▶ **What the exercise asks**
From the entries below, copy every line that holds the word "phanh".

▶ **Provided entries**
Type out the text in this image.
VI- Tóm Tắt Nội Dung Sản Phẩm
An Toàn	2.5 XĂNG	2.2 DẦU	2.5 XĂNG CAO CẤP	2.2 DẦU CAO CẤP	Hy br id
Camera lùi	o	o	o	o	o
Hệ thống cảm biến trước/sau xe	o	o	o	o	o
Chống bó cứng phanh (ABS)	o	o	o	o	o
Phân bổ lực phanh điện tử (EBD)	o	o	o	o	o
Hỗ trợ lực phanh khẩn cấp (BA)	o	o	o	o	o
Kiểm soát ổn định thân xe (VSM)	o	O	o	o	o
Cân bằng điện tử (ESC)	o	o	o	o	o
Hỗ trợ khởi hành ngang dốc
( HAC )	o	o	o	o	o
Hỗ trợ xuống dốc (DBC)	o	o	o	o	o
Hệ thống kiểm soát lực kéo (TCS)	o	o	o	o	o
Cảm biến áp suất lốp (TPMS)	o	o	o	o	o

▶ **Solution for this task**
Chống bó cứng phanh (ABS)	o	o	o	o	o
Phân bổ lực phanh điện tử (EBD)	o	o	o	o	o
Hỗ trợ lực phanh khẩn cấp (BA)	o	o	o	o	o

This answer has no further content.